(Figure collection entries)

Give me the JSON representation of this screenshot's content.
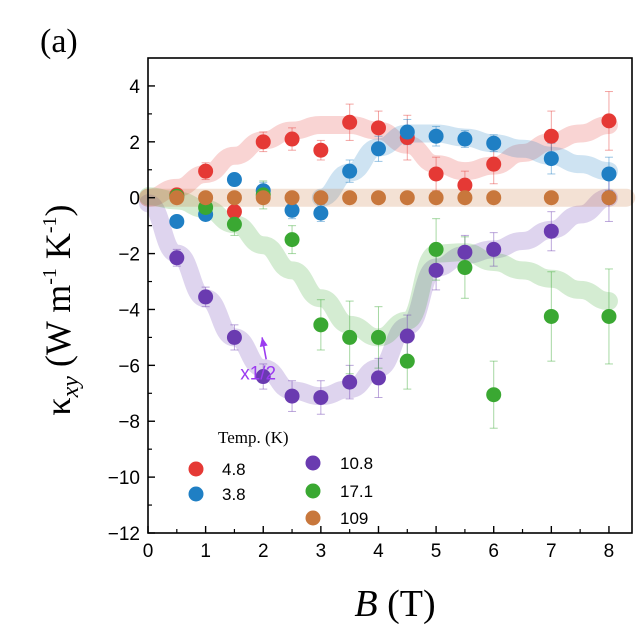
{
  "chart_data": {
    "type": "scatter",
    "panel_label": "(a)",
    "xlabel": "B (T)",
    "ylabel": "κxy (W m-1 K-1)",
    "xlim": [
      0,
      8.4
    ],
    "ylim": [
      -12,
      5
    ],
    "xticks": [
      0,
      1,
      2,
      3,
      4,
      5,
      6,
      7,
      8
    ],
    "yticks": [
      4,
      2,
      0,
      -2,
      -4,
      -6,
      -8,
      -10,
      -12
    ],
    "legend": {
      "title": "Temp. (K)",
      "placement": "bottom-left"
    },
    "annotation": {
      "text": "x1/2",
      "color": "#9b3cf0",
      "points_to_series": "10.8",
      "at": {
        "x": 1.6,
        "y": -6.5
      },
      "arrow_to": {
        "x": 1.98,
        "y": -5.0
      }
    },
    "series": [
      {
        "name": "4.8",
        "color": "#e53935",
        "x": [
          0.5,
          1,
          1.5,
          2,
          2.5,
          3,
          3.5,
          4,
          4.5,
          5,
          5.5,
          6,
          7,
          8
        ],
        "y": [
          0.1,
          0.95,
          -0.5,
          2.0,
          2.1,
          1.7,
          2.7,
          2.5,
          2.15,
          0.85,
          0.45,
          1.2,
          2.2,
          2.75
        ],
        "err": [
          0.15,
          0.3,
          0.3,
          0.35,
          0.4,
          0.35,
          0.65,
          0.6,
          0.8,
          0.6,
          0.5,
          0.7,
          0.9,
          1.05
        ],
        "trend_x": [
          0,
          0.5,
          1,
          1.5,
          2,
          2.5,
          3,
          3.5,
          4,
          4.5,
          5,
          5.5,
          6,
          6.5,
          7,
          7.5,
          8
        ],
        "trend_y": [
          0,
          0.35,
          0.85,
          1.5,
          2.05,
          2.4,
          2.6,
          2.6,
          2.4,
          1.9,
          1.2,
          0.95,
          1.15,
          1.6,
          2.0,
          2.3,
          2.6
        ]
      },
      {
        "name": "3.8",
        "color": "#1f7fc4",
        "x": [
          0.5,
          1,
          1.5,
          2,
          2.5,
          3,
          3.5,
          4,
          4.5,
          5,
          5.5,
          6,
          7,
          8
        ],
        "y": [
          -0.85,
          -0.6,
          0.65,
          0.25,
          -0.45,
          -0.55,
          0.95,
          1.75,
          2.35,
          2.2,
          2.1,
          1.95,
          1.4,
          0.85
        ],
        "err": [
          0.1,
          0.15,
          0.2,
          0.3,
          0.3,
          0.3,
          0.4,
          0.45,
          0.45,
          0.35,
          0.3,
          0.3,
          0.55,
          0.6
        ],
        "trend_x": [
          3,
          3.5,
          4,
          4.5,
          5,
          5.5,
          6,
          6.5,
          7,
          7.5,
          8
        ],
        "trend_y": [
          0,
          0.9,
          1.8,
          2.3,
          2.3,
          2.15,
          1.95,
          1.75,
          1.5,
          1.2,
          0.95
        ]
      },
      {
        "name": "10.8",
        "color": "#6a3bb0",
        "x": [
          0.5,
          1,
          1.5,
          2,
          2.5,
          3,
          3.5,
          4,
          4.5,
          5,
          5.5,
          6,
          7,
          8
        ],
        "y": [
          -2.15,
          -3.55,
          -5.0,
          -6.4,
          -7.1,
          -7.15,
          -6.6,
          -6.45,
          -4.95,
          -2.6,
          -1.95,
          -1.85,
          -1.2,
          0.0
        ],
        "err": [
          0.3,
          0.35,
          0.45,
          0.45,
          0.55,
          0.6,
          0.6,
          0.7,
          0.75,
          0.7,
          0.6,
          0.6,
          0.7,
          0.85
        ],
        "trend_x": [
          0,
          0.5,
          1,
          1.5,
          2,
          2.5,
          3,
          3.5,
          4,
          4.5,
          5,
          5.5,
          6,
          6.5,
          7,
          7.5,
          8
        ],
        "trend_y": [
          -0.2,
          -2.0,
          -3.6,
          -5.0,
          -6.1,
          -6.9,
          -7.1,
          -6.85,
          -6.1,
          -4.6,
          -2.5,
          -2.05,
          -1.85,
          -1.55,
          -1.15,
          -0.6,
          0.0
        ]
      },
      {
        "name": "17.1",
        "color": "#3aa832",
        "x": [
          0.5,
          1,
          1.5,
          2,
          2.5,
          3,
          3.5,
          4,
          4.5,
          5,
          5.5,
          6,
          7,
          8
        ],
        "y": [
          0.05,
          -0.35,
          -0.95,
          0.1,
          -1.5,
          -4.55,
          -5.0,
          -5.0,
          -5.85,
          -1.85,
          -2.5,
          -7.05,
          -4.25,
          -4.25
        ],
        "err": [
          0.2,
          0.3,
          0.4,
          0.5,
          0.5,
          0.9,
          1.3,
          1.1,
          1.0,
          1.1,
          1.1,
          1.2,
          1.6,
          1.7
        ],
        "trend_x": [
          0,
          0.5,
          1,
          1.5,
          2,
          2.5,
          3,
          3.5,
          4,
          4.5,
          5,
          5.5,
          6,
          6.5,
          7,
          7.5,
          8
        ],
        "trend_y": [
          0.05,
          -0.1,
          -0.4,
          -0.95,
          -1.7,
          -2.6,
          -3.6,
          -4.55,
          -5.0,
          -4.4,
          -2.0,
          -1.95,
          -2.3,
          -2.6,
          -2.9,
          -3.3,
          -3.7
        ]
      },
      {
        "name": "109",
        "color": "#c8773c",
        "x": [
          0.5,
          1,
          1.5,
          2,
          2.5,
          3,
          3.5,
          4,
          4.5,
          5,
          5.5,
          6,
          7,
          8
        ],
        "y": [
          0,
          0,
          0,
          0,
          0,
          0,
          0,
          0,
          0,
          0,
          0,
          0,
          0,
          0
        ],
        "err": [
          0.05,
          0.05,
          0.05,
          0.05,
          0.05,
          0.05,
          0.05,
          0.05,
          0.05,
          0.05,
          0.05,
          0.05,
          0.05,
          0.05
        ],
        "trend_x": [
          0,
          8.3
        ],
        "trend_y": [
          0,
          0
        ]
      }
    ],
    "legend_order": [
      "4.8",
      "3.8",
      "10.8",
      "17.1",
      "109"
    ]
  }
}
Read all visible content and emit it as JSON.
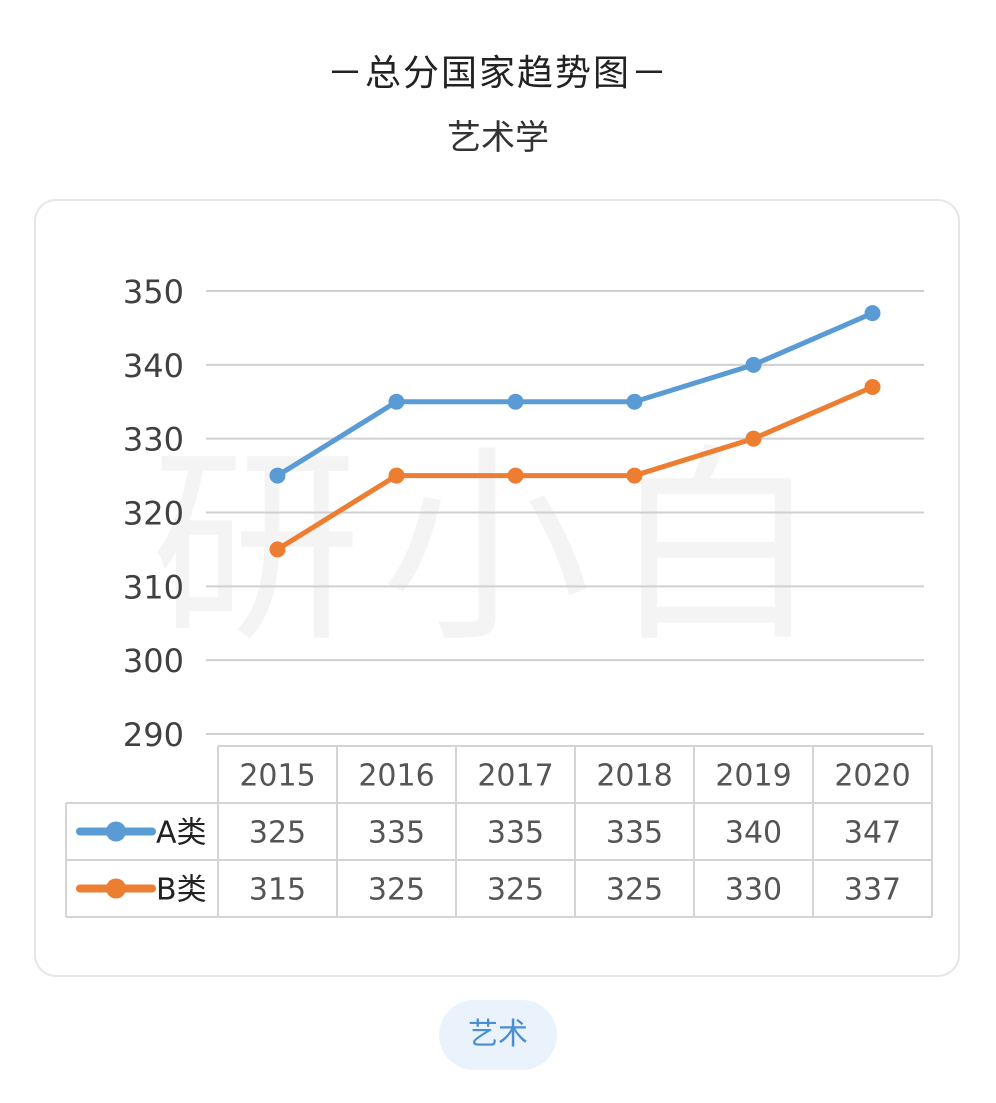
{
  "header": {
    "title": "－总分国家趋势图－",
    "subtitle": "艺术学"
  },
  "tag": {
    "label": "艺术"
  },
  "watermark": {
    "text": "研小白"
  },
  "chart_data": {
    "type": "line",
    "categories": [
      "2015",
      "2016",
      "2017",
      "2018",
      "2019",
      "2020"
    ],
    "series": [
      {
        "name": "A类",
        "values": [
          325,
          335,
          335,
          335,
          340,
          347
        ],
        "color": "#5b9bd5"
      },
      {
        "name": "B类",
        "values": [
          315,
          325,
          325,
          325,
          330,
          337
        ],
        "color": "#ed7d31"
      }
    ],
    "ylim": [
      290,
      350
    ],
    "yticks": [
      290,
      300,
      310,
      320,
      330,
      340,
      350
    ],
    "grid": true,
    "data_table": true
  }
}
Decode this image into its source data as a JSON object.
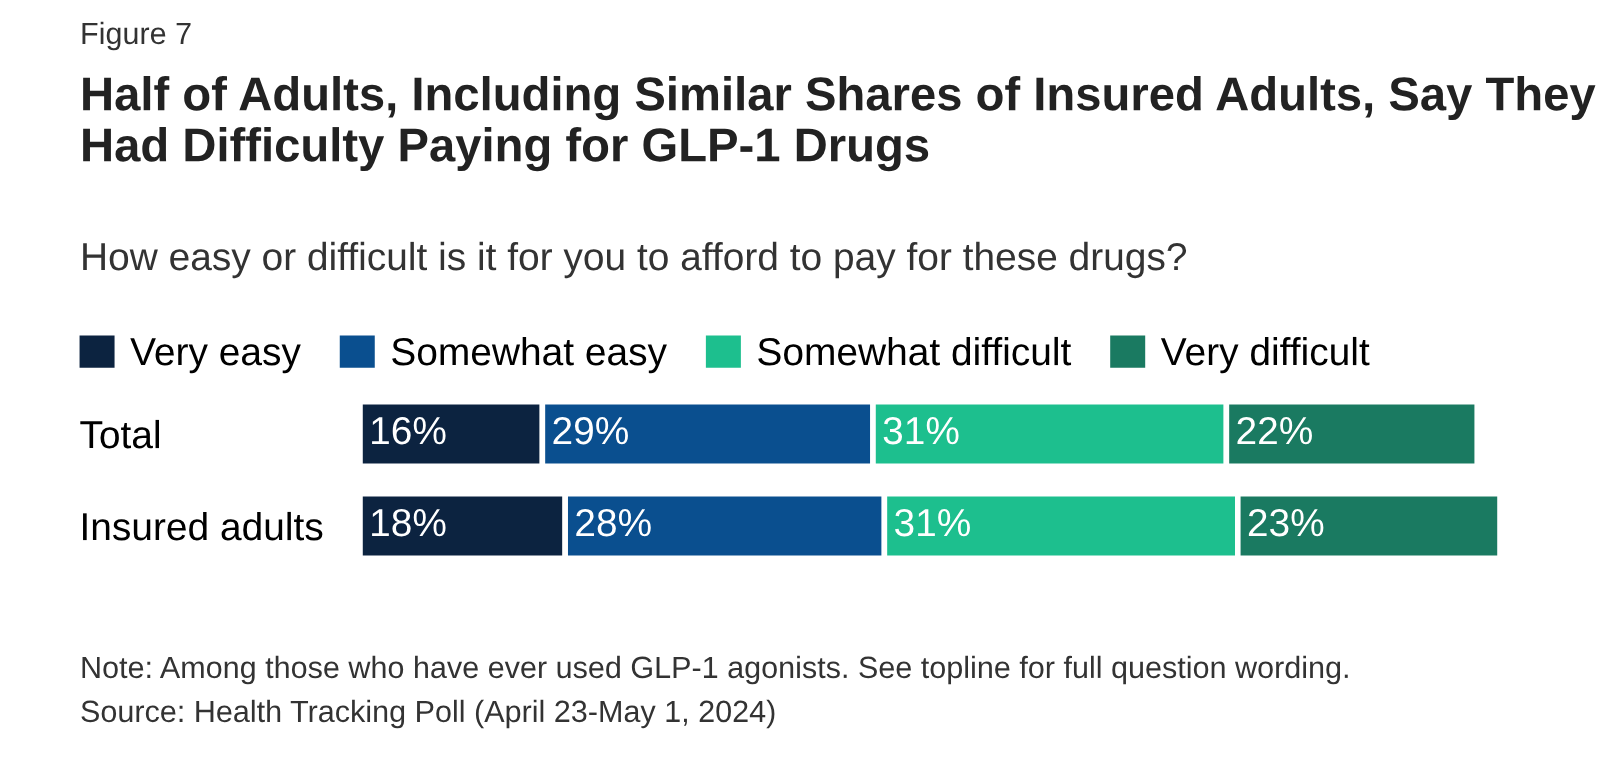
{
  "chart_data": {
    "type": "bar",
    "orientation": "horizontal",
    "stacked": true,
    "title": "Half of Adults, Including Similar Shares of Insured Adults, Say They Had Difficulty Paying for GLP-1 Drugs",
    "subtitle": "How easy or difficult is it for you to afford to pay for these drugs?",
    "categories": [
      "Total",
      "Insured adults"
    ],
    "series": [
      {
        "name": "Very easy",
        "color": "#0c2340",
        "values": [
          16,
          18
        ],
        "value_labels": [
          "16%",
          "18%"
        ]
      },
      {
        "name": "Somewhat easy",
        "color": "#0a4f8f",
        "values": [
          29,
          28
        ],
        "value_labels": [
          "29%",
          "28%"
        ]
      },
      {
        "name": "Somewhat difficult",
        "color": "#1dbf8e",
        "values": [
          31,
          31
        ],
        "value_labels": [
          "31%",
          "31%"
        ]
      },
      {
        "name": "Very difficult",
        "color": "#1a7a61",
        "values": [
          22,
          23
        ],
        "value_labels": [
          "22%",
          "23%"
        ]
      }
    ],
    "xlim": [
      0,
      100
    ],
    "tick_labels": "y",
    "legend": "top left",
    "grid": false,
    "annotations": [
      "Figure 7",
      "Note: Among those who have ever used GLP-1 agonists. See topline for full question wording.",
      "Source: Health Tracking Poll (April 23-May 1, 2024)"
    ]
  }
}
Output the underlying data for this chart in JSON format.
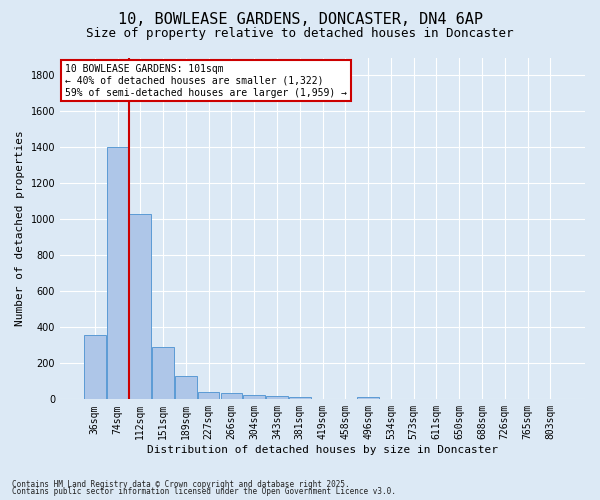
{
  "title1": "10, BOWLEASE GARDENS, DONCASTER, DN4 6AP",
  "title2": "Size of property relative to detached houses in Doncaster",
  "xlabel": "Distribution of detached houses by size in Doncaster",
  "ylabel": "Number of detached properties",
  "bins": [
    "36sqm",
    "74sqm",
    "112sqm",
    "151sqm",
    "189sqm",
    "227sqm",
    "266sqm",
    "304sqm",
    "343sqm",
    "381sqm",
    "419sqm",
    "458sqm",
    "496sqm",
    "534sqm",
    "573sqm",
    "611sqm",
    "650sqm",
    "688sqm",
    "726sqm",
    "765sqm",
    "803sqm"
  ],
  "values": [
    360,
    1400,
    1030,
    290,
    130,
    40,
    33,
    25,
    20,
    15,
    0,
    0,
    15,
    0,
    0,
    0,
    0,
    0,
    0,
    0,
    0
  ],
  "bar_color": "#aec6e8",
  "bar_edge_color": "#5b9bd5",
  "vline_color": "#cc0000",
  "vline_x_index": 1,
  "annotation_text": "10 BOWLEASE GARDENS: 101sqm\n← 40% of detached houses are smaller (1,322)\n59% of semi-detached houses are larger (1,959) →",
  "annotation_box_color": "#ffffff",
  "annotation_box_edge": "#cc0000",
  "ylim": [
    0,
    1900
  ],
  "yticks": [
    0,
    200,
    400,
    600,
    800,
    1000,
    1200,
    1400,
    1600,
    1800
  ],
  "bg_color": "#dce9f5",
  "grid_color": "#ffffff",
  "footer1": "Contains HM Land Registry data © Crown copyright and database right 2025.",
  "footer2": "Contains public sector information licensed under the Open Government Licence v3.0.",
  "title1_fontsize": 11,
  "title2_fontsize": 9,
  "axis_label_fontsize": 8,
  "tick_fontsize": 7,
  "annotation_fontsize": 7,
  "footer_fontsize": 5.5
}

YOUR INSTRUCTIONS ::
Scan the records above for the string "name", then report every line that contains it.

RIGHT ANSWER ::
        "name": "4.8",
        "name": "3.8",
        "name": "10.8",
        "name": "17.1",
        "name": "109",
        "name": "A类",
        "name": "B类",
        "name": "Very easy",
        "name": "Somewhat easy",
        "name": "Somewhat difficult",
        "name": "Very difficult",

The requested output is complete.